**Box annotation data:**
==============================

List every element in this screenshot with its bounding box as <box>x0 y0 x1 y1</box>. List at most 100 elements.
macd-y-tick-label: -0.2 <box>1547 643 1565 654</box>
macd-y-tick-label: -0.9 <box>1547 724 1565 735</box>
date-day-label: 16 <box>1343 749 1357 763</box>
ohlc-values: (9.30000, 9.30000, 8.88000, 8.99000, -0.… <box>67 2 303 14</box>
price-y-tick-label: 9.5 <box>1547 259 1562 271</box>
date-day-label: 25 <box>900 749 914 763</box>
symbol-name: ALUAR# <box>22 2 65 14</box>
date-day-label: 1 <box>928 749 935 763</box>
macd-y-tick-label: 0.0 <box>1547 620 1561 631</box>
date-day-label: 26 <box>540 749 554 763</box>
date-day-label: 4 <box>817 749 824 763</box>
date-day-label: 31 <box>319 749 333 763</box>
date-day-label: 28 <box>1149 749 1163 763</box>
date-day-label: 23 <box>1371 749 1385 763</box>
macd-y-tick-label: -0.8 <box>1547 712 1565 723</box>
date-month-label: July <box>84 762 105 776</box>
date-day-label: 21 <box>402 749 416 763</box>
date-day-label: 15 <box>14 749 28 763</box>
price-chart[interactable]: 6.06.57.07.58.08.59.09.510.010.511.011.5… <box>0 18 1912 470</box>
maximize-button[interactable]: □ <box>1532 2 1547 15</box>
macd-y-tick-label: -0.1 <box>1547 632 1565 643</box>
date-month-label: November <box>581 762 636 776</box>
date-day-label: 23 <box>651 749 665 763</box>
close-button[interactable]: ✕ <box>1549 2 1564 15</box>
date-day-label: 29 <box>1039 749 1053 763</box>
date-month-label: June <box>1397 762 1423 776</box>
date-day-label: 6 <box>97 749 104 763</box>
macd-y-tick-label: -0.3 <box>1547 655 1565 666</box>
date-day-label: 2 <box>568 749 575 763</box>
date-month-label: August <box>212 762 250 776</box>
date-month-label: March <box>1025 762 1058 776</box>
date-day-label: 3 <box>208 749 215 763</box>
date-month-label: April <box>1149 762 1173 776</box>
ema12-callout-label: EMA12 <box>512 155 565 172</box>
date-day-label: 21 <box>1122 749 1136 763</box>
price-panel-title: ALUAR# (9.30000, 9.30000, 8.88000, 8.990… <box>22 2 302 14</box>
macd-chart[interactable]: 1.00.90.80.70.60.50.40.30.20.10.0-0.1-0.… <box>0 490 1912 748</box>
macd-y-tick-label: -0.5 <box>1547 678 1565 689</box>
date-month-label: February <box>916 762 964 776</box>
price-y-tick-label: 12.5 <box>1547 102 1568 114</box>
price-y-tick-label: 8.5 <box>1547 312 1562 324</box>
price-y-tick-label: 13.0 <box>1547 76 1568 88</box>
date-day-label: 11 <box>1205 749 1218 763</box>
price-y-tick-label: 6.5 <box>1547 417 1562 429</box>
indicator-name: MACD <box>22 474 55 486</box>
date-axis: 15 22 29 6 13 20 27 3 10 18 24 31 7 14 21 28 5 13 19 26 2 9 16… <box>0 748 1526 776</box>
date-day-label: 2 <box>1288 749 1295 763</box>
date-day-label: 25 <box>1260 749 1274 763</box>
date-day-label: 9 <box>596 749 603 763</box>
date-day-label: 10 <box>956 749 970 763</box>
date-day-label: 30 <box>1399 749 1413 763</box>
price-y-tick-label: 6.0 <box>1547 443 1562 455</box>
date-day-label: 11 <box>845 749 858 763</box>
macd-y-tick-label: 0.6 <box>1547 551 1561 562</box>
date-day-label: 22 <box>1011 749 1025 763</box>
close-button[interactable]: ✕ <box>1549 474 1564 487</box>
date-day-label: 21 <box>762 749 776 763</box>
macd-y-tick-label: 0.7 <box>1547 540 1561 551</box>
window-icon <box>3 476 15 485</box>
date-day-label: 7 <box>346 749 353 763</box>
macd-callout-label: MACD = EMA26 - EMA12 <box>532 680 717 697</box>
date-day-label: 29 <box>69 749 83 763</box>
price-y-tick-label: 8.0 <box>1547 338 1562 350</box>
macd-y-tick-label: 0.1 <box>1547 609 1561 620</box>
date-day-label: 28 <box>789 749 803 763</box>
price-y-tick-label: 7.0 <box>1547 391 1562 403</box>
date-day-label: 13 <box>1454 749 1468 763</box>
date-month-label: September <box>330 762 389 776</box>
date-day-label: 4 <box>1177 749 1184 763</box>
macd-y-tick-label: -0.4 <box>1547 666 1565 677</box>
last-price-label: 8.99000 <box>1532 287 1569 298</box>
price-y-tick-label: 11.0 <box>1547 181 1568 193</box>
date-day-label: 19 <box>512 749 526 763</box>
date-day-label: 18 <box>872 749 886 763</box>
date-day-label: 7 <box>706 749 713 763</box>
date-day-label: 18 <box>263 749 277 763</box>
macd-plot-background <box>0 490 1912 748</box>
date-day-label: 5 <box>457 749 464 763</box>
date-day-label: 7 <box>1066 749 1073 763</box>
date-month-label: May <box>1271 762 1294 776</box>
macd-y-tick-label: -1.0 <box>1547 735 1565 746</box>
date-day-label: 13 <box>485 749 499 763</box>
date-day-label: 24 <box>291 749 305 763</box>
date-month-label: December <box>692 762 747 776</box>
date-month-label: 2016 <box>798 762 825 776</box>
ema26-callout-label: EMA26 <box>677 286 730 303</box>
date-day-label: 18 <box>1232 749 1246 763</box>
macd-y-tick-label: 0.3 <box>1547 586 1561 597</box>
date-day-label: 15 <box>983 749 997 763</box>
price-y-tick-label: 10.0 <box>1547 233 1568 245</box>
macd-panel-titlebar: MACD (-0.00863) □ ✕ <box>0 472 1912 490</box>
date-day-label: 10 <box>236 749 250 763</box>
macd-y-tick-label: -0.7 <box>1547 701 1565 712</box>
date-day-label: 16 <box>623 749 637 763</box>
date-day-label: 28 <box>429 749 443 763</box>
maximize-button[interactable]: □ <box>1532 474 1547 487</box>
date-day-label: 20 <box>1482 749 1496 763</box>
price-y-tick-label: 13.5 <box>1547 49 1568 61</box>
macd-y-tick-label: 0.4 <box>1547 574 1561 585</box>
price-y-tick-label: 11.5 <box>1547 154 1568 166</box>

==============================

**What to work on:** Update the records so that "macd-y-tick-label" becomes "macd-axis-label" wherever it occurs, leaving everything else as it is.

**Solution for this task:**
List every element in this screenshot with its bounding box as <box>x0 y0 x1 y1</box>. List at most 100 elements.
macd-axis-label: -0.2 <box>1547 643 1565 654</box>
macd-axis-label: -0.9 <box>1547 724 1565 735</box>
date-day-label: 16 <box>1343 749 1357 763</box>
ohlc-values: (9.30000, 9.30000, 8.88000, 8.99000, -0.… <box>67 2 303 14</box>
price-y-tick-label: 9.5 <box>1547 259 1562 271</box>
date-day-label: 25 <box>900 749 914 763</box>
symbol-name: ALUAR# <box>22 2 65 14</box>
date-day-label: 1 <box>928 749 935 763</box>
macd-axis-label: 0.0 <box>1547 620 1561 631</box>
date-day-label: 26 <box>540 749 554 763</box>
date-day-label: 4 <box>817 749 824 763</box>
date-day-label: 31 <box>319 749 333 763</box>
date-day-label: 28 <box>1149 749 1163 763</box>
date-day-label: 23 <box>1371 749 1385 763</box>
macd-axis-label: -0.8 <box>1547 712 1565 723</box>
date-month-label: July <box>84 762 105 776</box>
date-day-label: 21 <box>402 749 416 763</box>
date-day-label: 15 <box>14 749 28 763</box>
price-chart[interactable]: 6.06.57.07.58.08.59.09.510.010.511.011.5… <box>0 18 1912 470</box>
maximize-button[interactable]: □ <box>1532 2 1547 15</box>
macd-axis-label: -0.1 <box>1547 632 1565 643</box>
date-month-label: November <box>581 762 636 776</box>
date-day-label: 23 <box>651 749 665 763</box>
close-button[interactable]: ✕ <box>1549 2 1564 15</box>
date-day-label: 29 <box>1039 749 1053 763</box>
date-month-label: June <box>1397 762 1423 776</box>
date-day-label: 6 <box>97 749 104 763</box>
macd-axis-label: -0.3 <box>1547 655 1565 666</box>
date-day-label: 2 <box>568 749 575 763</box>
date-month-label: August <box>212 762 250 776</box>
date-month-label: March <box>1025 762 1058 776</box>
date-day-label: 3 <box>208 749 215 763</box>
date-month-label: April <box>1149 762 1173 776</box>
ema12-callout-label: EMA12 <box>512 155 565 172</box>
date-day-label: 21 <box>1122 749 1136 763</box>
price-panel-title: ALUAR# (9.30000, 9.30000, 8.88000, 8.990… <box>22 2 302 14</box>
macd-chart[interactable]: 1.00.90.80.70.60.50.40.30.20.10.0-0.1-0.… <box>0 490 1912 748</box>
macd-axis-label: -0.5 <box>1547 678 1565 689</box>
date-month-label: February <box>916 762 964 776</box>
price-y-tick-label: 12.5 <box>1547 102 1568 114</box>
price-y-tick-label: 8.5 <box>1547 312 1562 324</box>
price-y-tick-label: 13.0 <box>1547 76 1568 88</box>
date-day-label: 11 <box>1205 749 1218 763</box>
price-y-tick-label: 6.5 <box>1547 417 1562 429</box>
indicator-name: MACD <box>22 474 55 486</box>
date-axis: 15 22 29 6 13 20 27 3 10 18 24 31 7 14 21 28 5 13 19 26 2 9 16… <box>0 748 1526 776</box>
date-day-label: 2 <box>1288 749 1295 763</box>
date-day-label: 25 <box>1260 749 1274 763</box>
date-day-label: 9 <box>596 749 603 763</box>
date-day-label: 10 <box>956 749 970 763</box>
date-day-label: 30 <box>1399 749 1413 763</box>
price-y-tick-label: 6.0 <box>1547 443 1562 455</box>
date-day-label: 11 <box>845 749 858 763</box>
macd-axis-label: 0.6 <box>1547 551 1561 562</box>
date-day-label: 22 <box>1011 749 1025 763</box>
close-button[interactable]: ✕ <box>1549 474 1564 487</box>
date-day-label: 21 <box>762 749 776 763</box>
macd-axis-label: 0.7 <box>1547 540 1561 551</box>
window-icon <box>3 476 15 485</box>
date-day-label: 7 <box>346 749 353 763</box>
macd-callout-label: MACD = EMA26 - EMA12 <box>532 680 717 697</box>
date-day-label: 29 <box>69 749 83 763</box>
price-y-tick-label: 8.0 <box>1547 338 1562 350</box>
macd-axis-label: 0.1 <box>1547 609 1561 620</box>
date-day-label: 28 <box>789 749 803 763</box>
price-y-tick-label: 7.0 <box>1547 391 1562 403</box>
date-day-label: 13 <box>1454 749 1468 763</box>
date-month-label: September <box>330 762 389 776</box>
date-day-label: 4 <box>1177 749 1184 763</box>
macd-axis-label: -0.4 <box>1547 666 1565 677</box>
last-price-label: 8.99000 <box>1532 287 1569 298</box>
price-y-tick-label: 11.0 <box>1547 181 1568 193</box>
date-day-label: 19 <box>512 749 526 763</box>
date-day-label: 18 <box>872 749 886 763</box>
date-day-label: 7 <box>706 749 713 763</box>
date-day-label: 18 <box>263 749 277 763</box>
macd-plot-background <box>0 490 1912 748</box>
date-day-label: 5 <box>457 749 464 763</box>
date-day-label: 7 <box>1066 749 1073 763</box>
date-month-label: May <box>1271 762 1294 776</box>
macd-axis-label: -1.0 <box>1547 735 1565 746</box>
date-day-label: 13 <box>485 749 499 763</box>
date-day-label: 24 <box>291 749 305 763</box>
date-month-label: December <box>692 762 747 776</box>
date-month-label: 2016 <box>798 762 825 776</box>
ema26-callout-label: EMA26 <box>677 286 730 303</box>
date-day-label: 18 <box>1232 749 1246 763</box>
macd-axis-label: 0.3 <box>1547 586 1561 597</box>
date-day-label: 15 <box>983 749 997 763</box>
price-y-tick-label: 10.0 <box>1547 233 1568 245</box>
macd-panel-titlebar: MACD (-0.00863) □ ✕ <box>0 472 1912 490</box>
date-day-label: 10 <box>236 749 250 763</box>
macd-axis-label: -0.7 <box>1547 701 1565 712</box>
date-day-label: 16 <box>623 749 637 763</box>
date-day-label: 28 <box>429 749 443 763</box>
maximize-button[interactable]: □ <box>1532 474 1547 487</box>
date-day-label: 20 <box>1482 749 1496 763</box>
price-y-tick-label: 13.5 <box>1547 49 1568 61</box>
macd-axis-label: 0.4 <box>1547 574 1561 585</box>
price-y-tick-label: 11.5 <box>1547 154 1568 166</box>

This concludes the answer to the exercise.